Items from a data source
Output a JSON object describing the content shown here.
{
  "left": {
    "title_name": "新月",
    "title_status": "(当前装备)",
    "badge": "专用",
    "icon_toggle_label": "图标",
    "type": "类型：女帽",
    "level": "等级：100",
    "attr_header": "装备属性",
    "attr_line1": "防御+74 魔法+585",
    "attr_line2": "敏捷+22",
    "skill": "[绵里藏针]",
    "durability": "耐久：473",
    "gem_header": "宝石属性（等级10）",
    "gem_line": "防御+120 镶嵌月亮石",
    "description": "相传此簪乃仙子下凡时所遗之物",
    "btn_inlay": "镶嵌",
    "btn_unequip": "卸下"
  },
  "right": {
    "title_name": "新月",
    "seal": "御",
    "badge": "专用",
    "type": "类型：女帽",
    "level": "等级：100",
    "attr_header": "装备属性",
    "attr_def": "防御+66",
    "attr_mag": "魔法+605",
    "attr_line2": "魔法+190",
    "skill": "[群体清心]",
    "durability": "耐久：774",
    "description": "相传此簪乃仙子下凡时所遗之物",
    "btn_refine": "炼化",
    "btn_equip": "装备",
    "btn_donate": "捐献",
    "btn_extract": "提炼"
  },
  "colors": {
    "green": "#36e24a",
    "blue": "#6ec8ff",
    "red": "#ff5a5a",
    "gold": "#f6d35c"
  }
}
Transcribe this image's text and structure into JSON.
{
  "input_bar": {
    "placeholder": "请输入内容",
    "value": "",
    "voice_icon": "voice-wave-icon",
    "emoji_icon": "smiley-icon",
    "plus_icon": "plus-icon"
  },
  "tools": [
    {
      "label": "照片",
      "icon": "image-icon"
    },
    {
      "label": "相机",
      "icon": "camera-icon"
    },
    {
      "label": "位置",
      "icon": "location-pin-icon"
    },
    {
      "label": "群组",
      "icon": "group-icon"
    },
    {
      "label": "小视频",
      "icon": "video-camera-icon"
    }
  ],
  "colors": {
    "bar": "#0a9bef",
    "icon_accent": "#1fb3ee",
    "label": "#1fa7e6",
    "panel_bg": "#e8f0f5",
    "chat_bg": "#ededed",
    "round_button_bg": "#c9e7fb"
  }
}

*Exercise*:
Produce an exact copy of the whole listing.

*Solution*:
Output a JSON object describing the content shown here.
{
  "left": {
    "title_name": "新月",
    "title_status": "(当前装备)",
    "badge": "专用",
    "icon_toggle_label": "图标",
    "type": "类型：女帽",
    "level": "等级：100",
    "attr_header": "装备属性",
    "attr_line1": "防御+74 魔法+585",
    "attr_line2": "敏捷+22",
    "skill": "[绵里藏针]",
    "durability": "耐久：473",
    "gem_header": "宝石属性（等级10）",
    "gem_line": "防御+120 镶嵌月亮石",
    "description": "相传此簪乃仙子下凡时所遗之物",
    "btn_inlay": "镶嵌",
    "btn_unequip": "卸下"
  },
  "right": {
    "title_name": "新月",
    "seal": "御",
    "badge": "专用",
    "type": "类型：女帽",
    "level": "等级：100",
    "attr_header": "装备属性",
    "attr_def": "防御+66",
    "attr_mag": "魔法+605",
    "attr_line2": "魔法+190",
    "skill": "[群体清心]",
    "durability": "耐久：774",
    "description": "相传此簪乃仙子下凡时所遗之物",
    "btn_refine": "炼化",
    "btn_equip": "装备",
    "btn_donate": "捐献",
    "btn_extract": "提炼"
  },
  "colors": {
    "green": "#36e24a",
    "blue": "#6ec8ff",
    "red": "#ff5a5a",
    "gold": "#f6d35c"
  }
}
Transcribe this image's text and structure into JSON.
{
  "input_bar": {
    "placeholder": "请输入内容",
    "value": "",
    "voice_icon": "voice-wave-icon",
    "emoji_icon": "smiley-icon",
    "plus_icon": "plus-icon"
  },
  "tools": [
    {
      "label": "照片",
      "icon": "image-icon"
    },
    {
      "label": "相机",
      "icon": "camera-icon"
    },
    {
      "label": "位置",
      "icon": "location-pin-icon"
    },
    {
      "label": "群组",
      "icon": "group-icon"
    },
    {
      "label": "小视频",
      "icon": "video-camera-icon"
    }
  ],
  "colors": {
    "bar": "#0a9bef",
    "icon_accent": "#1fb3ee",
    "label": "#1fa7e6",
    "panel_bg": "#e8f0f5",
    "chat_bg": "#ededed",
    "round_button_bg": "#c9e7fb"
  }
}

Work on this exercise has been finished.